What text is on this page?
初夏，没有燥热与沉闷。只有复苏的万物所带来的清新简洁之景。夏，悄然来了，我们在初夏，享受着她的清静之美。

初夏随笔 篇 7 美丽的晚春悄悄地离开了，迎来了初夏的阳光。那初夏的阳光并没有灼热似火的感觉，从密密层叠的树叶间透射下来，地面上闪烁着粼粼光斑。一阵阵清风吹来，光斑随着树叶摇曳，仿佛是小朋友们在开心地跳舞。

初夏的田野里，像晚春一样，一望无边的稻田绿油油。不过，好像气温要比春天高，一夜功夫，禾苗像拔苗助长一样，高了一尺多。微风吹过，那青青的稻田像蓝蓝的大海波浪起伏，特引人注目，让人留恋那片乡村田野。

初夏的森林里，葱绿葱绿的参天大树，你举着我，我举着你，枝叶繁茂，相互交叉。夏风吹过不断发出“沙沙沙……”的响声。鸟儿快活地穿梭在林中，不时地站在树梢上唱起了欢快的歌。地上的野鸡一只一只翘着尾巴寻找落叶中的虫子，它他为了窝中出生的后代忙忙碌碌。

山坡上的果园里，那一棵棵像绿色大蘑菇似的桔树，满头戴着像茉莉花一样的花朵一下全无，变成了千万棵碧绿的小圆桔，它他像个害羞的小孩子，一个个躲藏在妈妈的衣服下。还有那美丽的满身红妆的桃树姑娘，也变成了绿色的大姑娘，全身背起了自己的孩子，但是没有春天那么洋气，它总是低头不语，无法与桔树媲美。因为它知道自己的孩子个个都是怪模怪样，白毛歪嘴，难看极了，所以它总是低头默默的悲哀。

**THE TASK:** Restate each entry exactly, skipping none.

**SOLVED PROBLEM:**
What text is on this page?
初夏，没有燥热与沉闷。只有复苏的万物所带来的清新简洁之景。夏，悄然来了，我们在初夏，享受着她的清静之美。

初夏随笔 篇 7 美丽的晚春悄悄地离开了，迎来了初夏的阳光。那初夏的阳光并没有灼热似火的感觉，从密密层叠的树叶间透射下来，地面上闪烁着粼粼光斑。一阵阵清风吹来，光斑随着树叶摇曳，仿佛是小朋友们在开心地跳舞。

初夏的田野里，像晚春一样，一望无边的稻田绿油油。不过，好像气温要比春天高，一夜功夫，禾苗像拔苗助长一样，高了一尺多。微风吹过，那青青的稻田像蓝蓝的大海波浪起伏，特引人注目，让人留恋那片乡村田野。

初夏的森林里，葱绿葱绿的参天大树，你举着我，我举着你，枝叶繁茂，相互交叉。夏风吹过不断发出“沙沙沙……”的响声。鸟儿快活地穿梭在林中，不时地站在树梢上唱起了欢快的歌。地上的野鸡一只一只翘着尾巴寻找落叶中的虫子，它他为了窝中出生的后代忙忙碌碌。

山坡上的果园里，那一棵棵像绿色大蘑菇似的桔树，满头戴着像茉莉花一样的花朵一下全无，变成了千万棵碧绿的小圆桔，它他像个害羞的小孩子，一个个躲藏在妈妈的衣服下。还有那美丽的满身红妆的桃树姑娘，也变成了绿色的大姑娘，全身背起了自己的孩子，但是没有春天那么洋气，它总是低头不语，无法与桔树媲美。因为它知道自己的孩子个个都是怪模怪样，白毛歪嘴，难看极了，所以它总是低头默默的悲哀。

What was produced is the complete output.